> **RECORD SET**
....
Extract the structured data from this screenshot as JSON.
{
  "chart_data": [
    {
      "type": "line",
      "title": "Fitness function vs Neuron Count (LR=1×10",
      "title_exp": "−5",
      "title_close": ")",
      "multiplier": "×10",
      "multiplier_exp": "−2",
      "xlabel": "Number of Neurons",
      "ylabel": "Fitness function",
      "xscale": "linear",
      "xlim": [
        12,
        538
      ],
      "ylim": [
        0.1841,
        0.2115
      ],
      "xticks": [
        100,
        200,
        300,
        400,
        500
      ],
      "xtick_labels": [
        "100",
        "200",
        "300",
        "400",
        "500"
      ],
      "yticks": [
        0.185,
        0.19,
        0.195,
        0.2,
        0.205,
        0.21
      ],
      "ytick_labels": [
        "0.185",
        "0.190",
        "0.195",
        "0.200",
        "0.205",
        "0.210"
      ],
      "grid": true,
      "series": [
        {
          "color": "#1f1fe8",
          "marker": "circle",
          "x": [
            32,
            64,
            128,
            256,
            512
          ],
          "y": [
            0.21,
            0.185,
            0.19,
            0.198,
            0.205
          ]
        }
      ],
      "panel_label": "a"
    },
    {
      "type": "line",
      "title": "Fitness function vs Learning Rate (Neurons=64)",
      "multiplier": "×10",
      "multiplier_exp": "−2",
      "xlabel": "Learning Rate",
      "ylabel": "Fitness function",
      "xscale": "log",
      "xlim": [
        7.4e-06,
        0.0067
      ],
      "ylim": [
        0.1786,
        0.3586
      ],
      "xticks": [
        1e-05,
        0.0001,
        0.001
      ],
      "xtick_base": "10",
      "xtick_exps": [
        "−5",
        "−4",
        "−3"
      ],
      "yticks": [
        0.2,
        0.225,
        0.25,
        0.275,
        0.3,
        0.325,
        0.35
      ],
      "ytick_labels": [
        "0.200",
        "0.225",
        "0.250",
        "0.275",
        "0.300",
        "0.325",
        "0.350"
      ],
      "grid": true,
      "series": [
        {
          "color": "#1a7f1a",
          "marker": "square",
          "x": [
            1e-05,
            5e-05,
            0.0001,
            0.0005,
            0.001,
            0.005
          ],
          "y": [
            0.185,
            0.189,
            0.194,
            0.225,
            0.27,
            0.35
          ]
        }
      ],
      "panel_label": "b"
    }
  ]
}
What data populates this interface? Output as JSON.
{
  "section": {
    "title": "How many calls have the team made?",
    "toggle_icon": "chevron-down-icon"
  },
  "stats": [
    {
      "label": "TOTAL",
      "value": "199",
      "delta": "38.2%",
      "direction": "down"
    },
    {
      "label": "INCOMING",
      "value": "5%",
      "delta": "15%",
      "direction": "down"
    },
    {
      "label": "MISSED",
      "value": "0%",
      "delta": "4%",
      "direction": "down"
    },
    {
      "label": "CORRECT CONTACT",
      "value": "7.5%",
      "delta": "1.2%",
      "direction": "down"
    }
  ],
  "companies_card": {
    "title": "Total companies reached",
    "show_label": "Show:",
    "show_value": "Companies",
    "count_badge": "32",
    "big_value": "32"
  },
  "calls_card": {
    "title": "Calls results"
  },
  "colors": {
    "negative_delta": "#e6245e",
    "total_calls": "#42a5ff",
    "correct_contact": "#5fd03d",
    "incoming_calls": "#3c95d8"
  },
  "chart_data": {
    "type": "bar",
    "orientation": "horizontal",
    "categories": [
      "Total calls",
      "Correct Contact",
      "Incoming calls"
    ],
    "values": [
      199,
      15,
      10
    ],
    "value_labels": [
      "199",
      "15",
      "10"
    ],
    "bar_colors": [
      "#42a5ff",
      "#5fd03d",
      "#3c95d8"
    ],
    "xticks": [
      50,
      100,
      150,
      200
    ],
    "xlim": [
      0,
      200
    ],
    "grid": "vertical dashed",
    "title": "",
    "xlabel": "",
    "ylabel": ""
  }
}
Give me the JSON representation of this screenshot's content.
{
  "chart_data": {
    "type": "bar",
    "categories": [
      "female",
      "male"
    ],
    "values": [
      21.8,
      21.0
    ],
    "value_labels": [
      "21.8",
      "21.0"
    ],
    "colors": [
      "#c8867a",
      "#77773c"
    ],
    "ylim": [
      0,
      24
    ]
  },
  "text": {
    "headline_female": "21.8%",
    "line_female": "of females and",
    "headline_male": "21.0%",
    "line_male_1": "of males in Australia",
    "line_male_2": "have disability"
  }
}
....
> **WHAT IS ASKED**
Return the listing above in full, character for character.

> **RESULT FOR THIS EXERCISE**
Extract the structured data from this screenshot as JSON.
{
  "chart_data": [
    {
      "type": "line",
      "title": "Fitness function vs Neuron Count (LR=1×10",
      "title_exp": "−5",
      "title_close": ")",
      "multiplier": "×10",
      "multiplier_exp": "−2",
      "xlabel": "Number of Neurons",
      "ylabel": "Fitness function",
      "xscale": "linear",
      "xlim": [
        12,
        538
      ],
      "ylim": [
        0.1841,
        0.2115
      ],
      "xticks": [
        100,
        200,
        300,
        400,
        500
      ],
      "xtick_labels": [
        "100",
        "200",
        "300",
        "400",
        "500"
      ],
      "yticks": [
        0.185,
        0.19,
        0.195,
        0.2,
        0.205,
        0.21
      ],
      "ytick_labels": [
        "0.185",
        "0.190",
        "0.195",
        "0.200",
        "0.205",
        "0.210"
      ],
      "grid": true,
      "series": [
        {
          "color": "#1f1fe8",
          "marker": "circle",
          "x": [
            32,
            64,
            128,
            256,
            512
          ],
          "y": [
            0.21,
            0.185,
            0.19,
            0.198,
            0.205
          ]
        }
      ],
      "panel_label": "a"
    },
    {
      "type": "line",
      "title": "Fitness function vs Learning Rate (Neurons=64)",
      "multiplier": "×10",
      "multiplier_exp": "−2",
      "xlabel": "Learning Rate",
      "ylabel": "Fitness function",
      "xscale": "log",
      "xlim": [
        7.4e-06,
        0.0067
      ],
      "ylim": [
        0.1786,
        0.3586
      ],
      "xticks": [
        1e-05,
        0.0001,
        0.001
      ],
      "xtick_base": "10",
      "xtick_exps": [
        "−5",
        "−4",
        "−3"
      ],
      "yticks": [
        0.2,
        0.225,
        0.25,
        0.275,
        0.3,
        0.325,
        0.35
      ],
      "ytick_labels": [
        "0.200",
        "0.225",
        "0.250",
        "0.275",
        "0.300",
        "0.325",
        "0.350"
      ],
      "grid": true,
      "series": [
        {
          "color": "#1a7f1a",
          "marker": "square",
          "x": [
            1e-05,
            5e-05,
            0.0001,
            0.0005,
            0.001,
            0.005
          ],
          "y": [
            0.185,
            0.189,
            0.194,
            0.225,
            0.27,
            0.35
          ]
        }
      ],
      "panel_label": "b"
    }
  ]
}
What data populates this interface? Output as JSON.
{
  "section": {
    "title": "How many calls have the team made?",
    "toggle_icon": "chevron-down-icon"
  },
  "stats": [
    {
      "label": "TOTAL",
      "value": "199",
      "delta": "38.2%",
      "direction": "down"
    },
    {
      "label": "INCOMING",
      "value": "5%",
      "delta": "15%",
      "direction": "down"
    },
    {
      "label": "MISSED",
      "value": "0%",
      "delta": "4%",
      "direction": "down"
    },
    {
      "label": "CORRECT CONTACT",
      "value": "7.5%",
      "delta": "1.2%",
      "direction": "down"
    }
  ],
  "companies_card": {
    "title": "Total companies reached",
    "show_label": "Show:",
    "show_value": "Companies",
    "count_badge": "32",
    "big_value": "32"
  },
  "calls_card": {
    "title": "Calls results"
  },
  "colors": {
    "negative_delta": "#e6245e",
    "total_calls": "#42a5ff",
    "correct_contact": "#5fd03d",
    "incoming_calls": "#3c95d8"
  },
  "chart_data": {
    "type": "bar",
    "orientation": "horizontal",
    "categories": [
      "Total calls",
      "Correct Contact",
      "Incoming calls"
    ],
    "values": [
      199,
      15,
      10
    ],
    "value_labels": [
      "199",
      "15",
      "10"
    ],
    "bar_colors": [
      "#42a5ff",
      "#5fd03d",
      "#3c95d8"
    ],
    "xticks": [
      50,
      100,
      150,
      200
    ],
    "xlim": [
      0,
      200
    ],
    "grid": "vertical dashed",
    "title": "",
    "xlabel": "",
    "ylabel": ""
  }
}
Give me the JSON representation of this screenshot's content.
{
  "chart_data": {
    "type": "bar",
    "categories": [
      "female",
      "male"
    ],
    "values": [
      21.8,
      21.0
    ],
    "value_labels": [
      "21.8",
      "21.0"
    ],
    "colors": [
      "#c8867a",
      "#77773c"
    ],
    "ylim": [
      0,
      24
    ]
  },
  "text": {
    "headline_female": "21.8%",
    "line_female": "of females and",
    "headline_male": "21.0%",
    "line_male_1": "of males in Australia",
    "line_male_2": "have disability"
  }
}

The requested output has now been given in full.